=== Records for the task ===
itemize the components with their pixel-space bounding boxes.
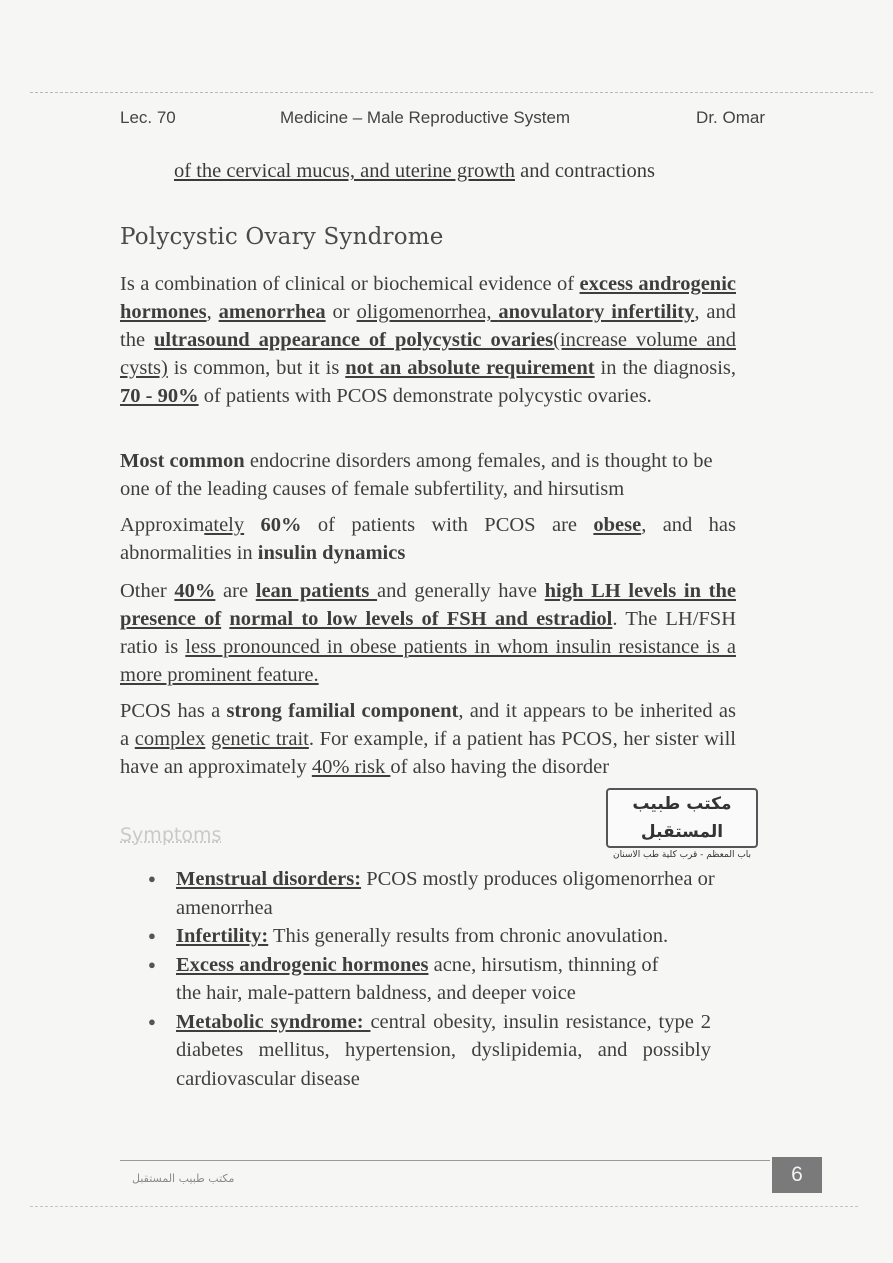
p5-text: PCOS has a: [120, 700, 227, 722]
p1-underlined: (increase volume and cysts): [120, 329, 737, 379]
p1-text: , and the: [120, 301, 736, 351]
continuation-underlined: of the cervical mucus, and uterine growth: [174, 160, 515, 182]
p5-underlined: 40% risk: [311, 756, 391, 778]
paragraph-definition: [120, 270, 736, 410]
symptom-title: Menstrual disorders:: [176, 868, 362, 890]
p3-text: [244, 514, 260, 536]
p1-text: in the diagnosis,: [594, 357, 736, 379]
paragraph-familial: [120, 697, 736, 781]
p1-underlined: oligomenorrhea,: [356, 301, 499, 323]
symptoms-heading: Symptoms: [120, 824, 222, 846]
scan-edge-bottom: [30, 1206, 858, 1207]
p3-bold: insulin dynamics: [257, 542, 406, 564]
paragraph-lean: [120, 577, 736, 689]
footer-rule: [120, 1160, 770, 1161]
p5-underlined: complex: [134, 728, 206, 750]
list-item: [148, 1008, 711, 1094]
subject-title: Medicine – Male Reproductive System: [280, 108, 571, 127]
p5-text: . For example, if a patient has PCOS, her sister will have an approximately: [120, 728, 736, 778]
stamp-address: باب المعظم - قرب كلية طب الاسنان: [608, 846, 756, 863]
page-header: [120, 108, 765, 132]
lecture-number: Lec. 70: [120, 108, 176, 127]
p4-bold: lean patients: [255, 580, 378, 602]
library-stamp: [606, 788, 758, 860]
p1-bold: not an absolute requirement: [345, 357, 595, 379]
p5-bold: strong familial component: [226, 700, 459, 722]
list-item: [148, 951, 686, 1008]
author-name: Dr. Omar: [696, 108, 765, 127]
symptom-title: Metabolic syndrome:: [176, 1010, 371, 1033]
p2-bold: Most common: [120, 450, 245, 472]
p4-text: Other: [120, 580, 175, 602]
p4-text: . The LH/FSH ratio is: [120, 608, 736, 658]
p4-text: are: [215, 580, 256, 602]
p3-text: of patients with PCOS are: [301, 514, 594, 536]
symptom-title: Infertility:: [176, 925, 269, 947]
p5-underlined: genetic trait: [211, 728, 309, 750]
bullet-icon: ●: [148, 1013, 156, 1029]
page-number: 6: [772, 1157, 822, 1193]
bullet-icon: ●: [148, 928, 156, 943]
footer-label: مكتب طبيب المستقبل: [132, 1172, 235, 1185]
p1-text: Is a combination of clinical or biochemical evidence of: [120, 273, 580, 295]
symptom-text: acne, hirsutism, thinning of the hair, male-pattern baldness, and deeper voice: [176, 953, 659, 1004]
continuation-rest: and contractions: [514, 160, 656, 182]
p4-text: and generally have: [377, 580, 545, 602]
section-title: Polycystic Ovary Syndrome: [120, 224, 444, 250]
bullet-icon: ●: [148, 956, 156, 972]
p1-bold: amenorrhea: [218, 301, 326, 323]
p5-text: of also having the disorder: [390, 756, 610, 778]
p3-bold: obese: [593, 514, 642, 536]
p1-text: is common, but it is: [167, 357, 346, 379]
symptom-text: PCOS mostly produces oligomenorrhea or amenorrhea: [176, 868, 715, 919]
scan-edge-top: [30, 92, 873, 93]
p1-bold: 70 - 90%: [120, 385, 199, 407]
p1-bold: anovulatory infertility: [498, 301, 695, 323]
paragraph-most-common: [120, 447, 736, 503]
p1-bold: excess androgenic hormones: [120, 273, 737, 323]
p4-bold: normal to low levels of FSH and estradiol: [229, 608, 613, 630]
p5-text: , and it appears to be inherited as a: [120, 700, 736, 750]
p1-bold: ultrasound appearance of polycystic ovaries: [154, 329, 554, 351]
list-item: [148, 922, 768, 951]
p4-underlined: less pronounced in obese patients in whom insulin resistance is a more prominent feature.: [120, 636, 736, 686]
p3-bold: 60%: [260, 514, 302, 536]
symptom-text: This generally results from chronic anovulation.: [268, 925, 669, 947]
p1-text: or: [325, 301, 357, 323]
symptoms-list: [148, 865, 768, 1093]
p4-bold: 40%: [174, 580, 216, 602]
p4-bold: high LH levels in the presence of: [120, 580, 736, 630]
stamp-title: مكتب طبيب المستقبل: [632, 794, 732, 842]
p1-text: of patients with PCOS demonstrate polycystic ovaries.: [198, 385, 652, 407]
symptom-title: Excess androgenic hormones: [176, 953, 429, 976]
p1-text: ,: [206, 301, 219, 323]
paragraph-obese: [120, 511, 736, 567]
p2-text: endocrine disorders among females, and is thought to be one of the leading causes of female subfertility, and hirsutism: [120, 450, 713, 500]
continuation-line: [174, 160, 655, 183]
list-item: [148, 865, 768, 922]
p3-text: , and has abnormalities in: [120, 514, 737, 564]
p3-text: Approxim: [120, 514, 205, 536]
symptom-text: central obesity, insulin resistance, type 2 diabetes mellitus, hypertension, dyslipidemia, and possibly cardiovascular disease: [176, 1010, 711, 1090]
p3-underlined: ately: [204, 514, 245, 536]
bullet-icon: ●: [148, 871, 156, 886]
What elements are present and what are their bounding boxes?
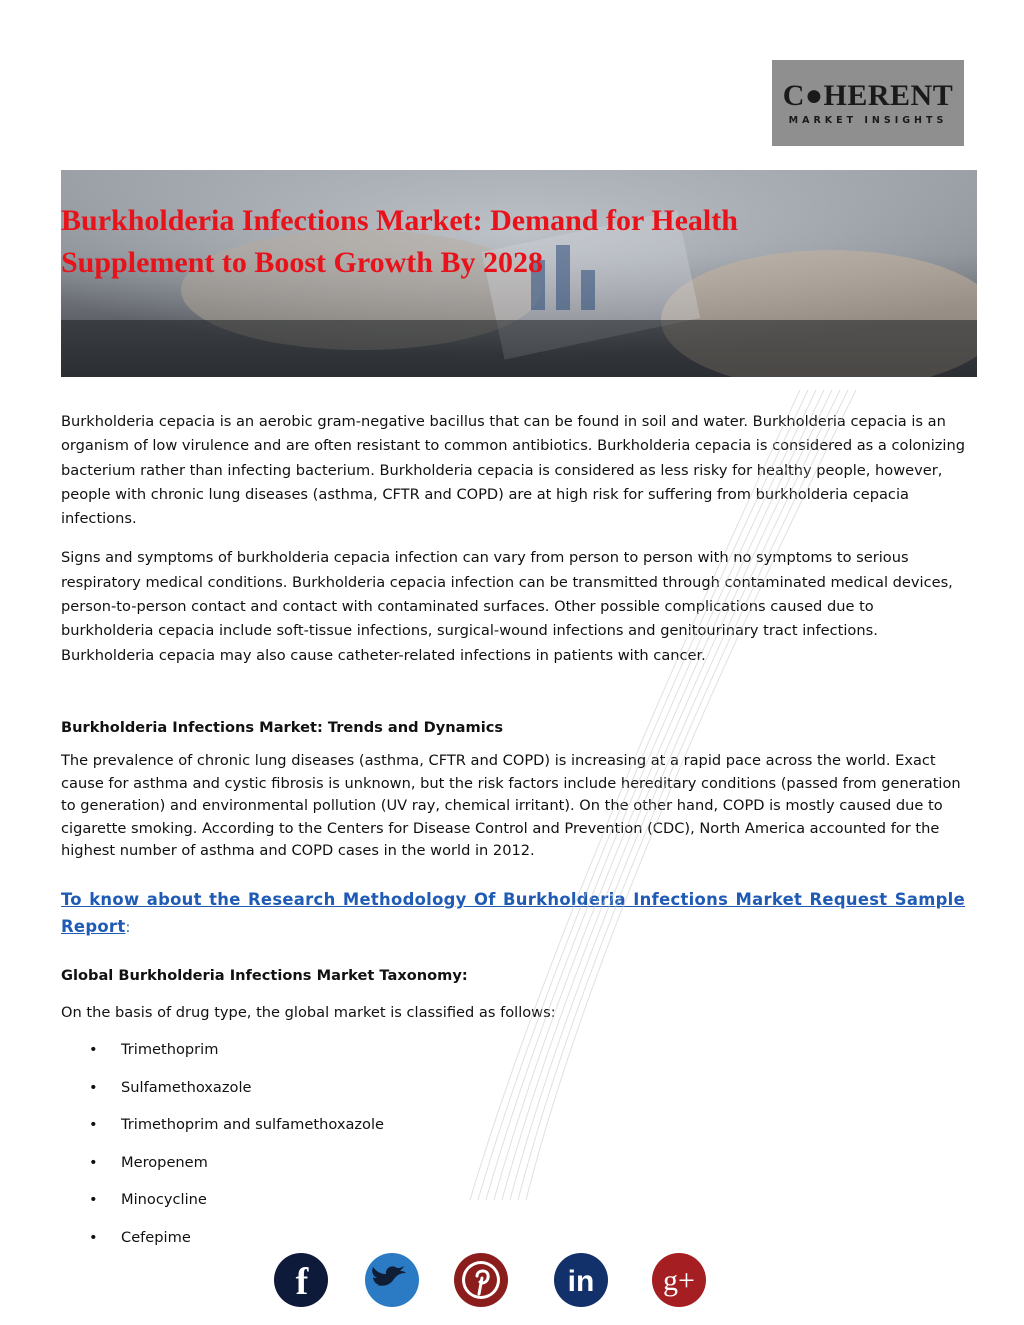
google-plus-icon (651, 1252, 713, 1308)
list-item-label: Meropenem (121, 1153, 208, 1171)
list-item (61, 1113, 965, 1137)
bullet-icon: • (89, 1078, 98, 1096)
facebook-icon (273, 1252, 329, 1308)
logo-wordmark: C●HERENT (782, 78, 954, 112)
list-item (61, 1038, 965, 1062)
list-item-label: Trimethoprim (121, 1040, 219, 1058)
article-body (61, 410, 965, 1264)
linkedin-icon (553, 1252, 609, 1308)
company-logo (772, 60, 964, 146)
trends-heading: Burkholderia Infections Market: Trends and Dynamics (61, 718, 504, 736)
facebook-glyph: f (295, 1261, 309, 1303)
bullet-icon: • (89, 1153, 98, 1171)
list-item-label: Sulfamethoxazole (121, 1078, 252, 1096)
taxonomy-intro: On the basis of drug type, the global market is classified as follows: (61, 1003, 556, 1021)
taxonomy-heading: Global Burkholderia Infections Market Taxonomy: (61, 966, 468, 984)
hero-banner (61, 170, 977, 377)
intro-paragraph-2: Signs and symptoms of burkholderia cepacia infection can vary from person to person with no symptoms to serious respiratory medical conditions. Burkholderia cepacia infection can be transmitted through contaminated medical devices, person-to-person contact and contact with contaminated surfaces. Other possible complications caused due to burkholderia cepacia include soft-tissue infections, surgical-wound infections and genitourinary tract infections. Burkholderia cepacia may also cause catheter-related infections in patients with cancer. (61, 549, 953, 664)
bullet-icon: • (89, 1116, 98, 1134)
list-item-label: Cefepime (121, 1228, 191, 1246)
logo-tagline: MARKET INSIGHTS (788, 114, 948, 126)
sample-report-link[interactable]: To know about the Research Methodology Of Burkholderia Infections Market Request Sample Report (61, 889, 965, 936)
intro-paragraph-1: Burkholderia cepacia is an aerobic gram-negative bacillus that can be found in soil and water. Burkholderia cepacia is an organism of low virulence and are often resistant to common antibiotics. Burkholderia cepacia is considered as a colonizing bacterium rather than infecting bacterium. Burkholderia cepacia is considered as less risky for healthy people, however, people with chronic lung diseases (asthma, CFTR and COPD) are at high risk for suffering from burkholderia cepacia infections. (61, 413, 965, 528)
google-plus-glyph: g+ (663, 1264, 695, 1297)
google-plus-share-button[interactable] (651, 1252, 707, 1308)
list-item-label: Trimethoprim and sulfamethoxazole (121, 1116, 385, 1134)
pinterest-icon (453, 1252, 509, 1308)
list-item (61, 1151, 965, 1175)
article-title: Burkholderia Infections Market: Demand for Health Supplement to Boost Growth By 2028 (61, 204, 738, 279)
trends-paragraph: The prevalence of chronic lung diseases (asthma, CFTR and COPD) is increasing at a rapid pace across the world. Exact cause for asthma and cystic fibrosis is unknown, but the risk factors include hereditary conditions (passed from generation to generation) and environmental pollution (UV ray, chemical irritant). On the other hand, COPD is mostly caused due to cigarette smoking. According to the Centers for Disease Control and Prevention (CDC), North America accounted for the highest number of asthma and COPD cases in the world in 2012. (61, 751, 961, 860)
list-item-label: Minocycline (121, 1191, 207, 1209)
social-share-bar (273, 1252, 713, 1310)
linkedin-share-button[interactable] (553, 1252, 609, 1308)
pinterest-share-button[interactable] (453, 1252, 509, 1308)
drug-type-list (61, 1038, 965, 1250)
link-colon: : (125, 918, 131, 936)
bullet-icon: • (89, 1191, 98, 1209)
sample-report-link-paragraph (61, 887, 965, 941)
list-item (61, 1188, 965, 1212)
facebook-share-button[interactable] (273, 1252, 329, 1308)
list-item (61, 1226, 965, 1250)
linkedin-glyph: in (567, 1265, 595, 1298)
bullet-icon: • (89, 1040, 98, 1058)
list-item (61, 1076, 965, 1100)
twitter-icon (364, 1252, 420, 1308)
bullet-icon: • (89, 1228, 98, 1246)
twitter-share-button[interactable] (364, 1252, 420, 1308)
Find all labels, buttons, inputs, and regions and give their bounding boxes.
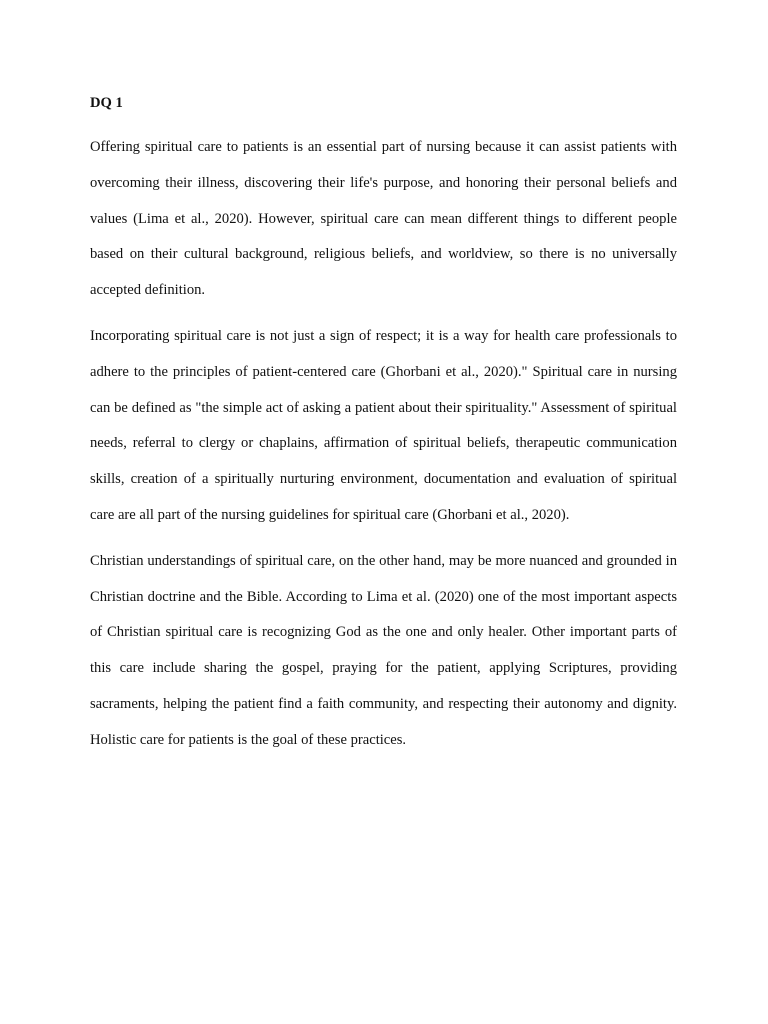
paragraph: Offering spiritual care to patients is an essential part of nursing because it can assist patients with overcoming their illness, discovering their life's purpose, and honoring their personal beliefs and values (Lima et al., 2020). However, spiritual care can mean different things to different people based on their cultural background, religious beliefs, and worldview, so there is no universally accepted definition. [90, 139, 677, 299]
document-heading: DQ 1 [90, 95, 123, 111]
paragraph: Incorporating spiritual care is not just a sign of respect; it is a way for health care professionals to adhere to the principles of patient-centered care (Ghorbani et al., 2020)." Spiritual care in nursing can be defined as "the simple act of asking a patient about their spirituality." Assessment of spiritual needs, referral to clergy or chaplains, affirmation of spiritual beliefs, therapeutic communication skills, creation of a spiritually nurturing environment, documentation and evaluation of spiritual care are all part of the nursing guidelines for spiritual care (Ghorbani et al., 2020). [90, 327, 677, 523]
paragraph: Christian understandings of spiritual care, on the other hand, may be more nuanced and grounded in Christian doctrine and the Bible. According to Lima et al. (2020) one of the most important aspects of Christian spiritual care is recognizing God as the one and only healer. Other important parts of this care include sharing the gospel, praying for the patient, applying Scriptures, providing sacraments, helping the patient find a faith community, and respecting their autonomy and dignity. Holistic care for patients is the goal of these practices. [90, 552, 677, 748]
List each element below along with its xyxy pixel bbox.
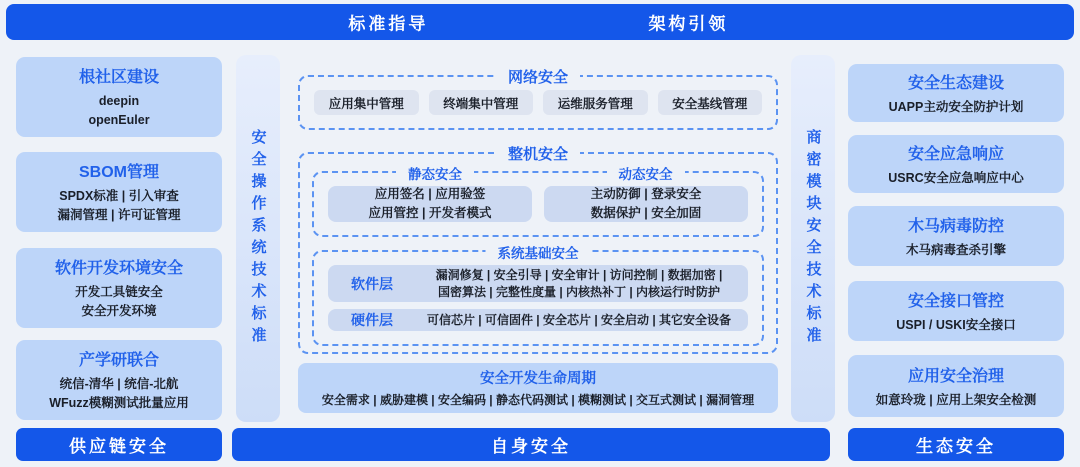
===
__Your objective__:
Tally the lines in these entries that have the string "familial" in them, then answer with the count and nothing else.

__Written answer__:
2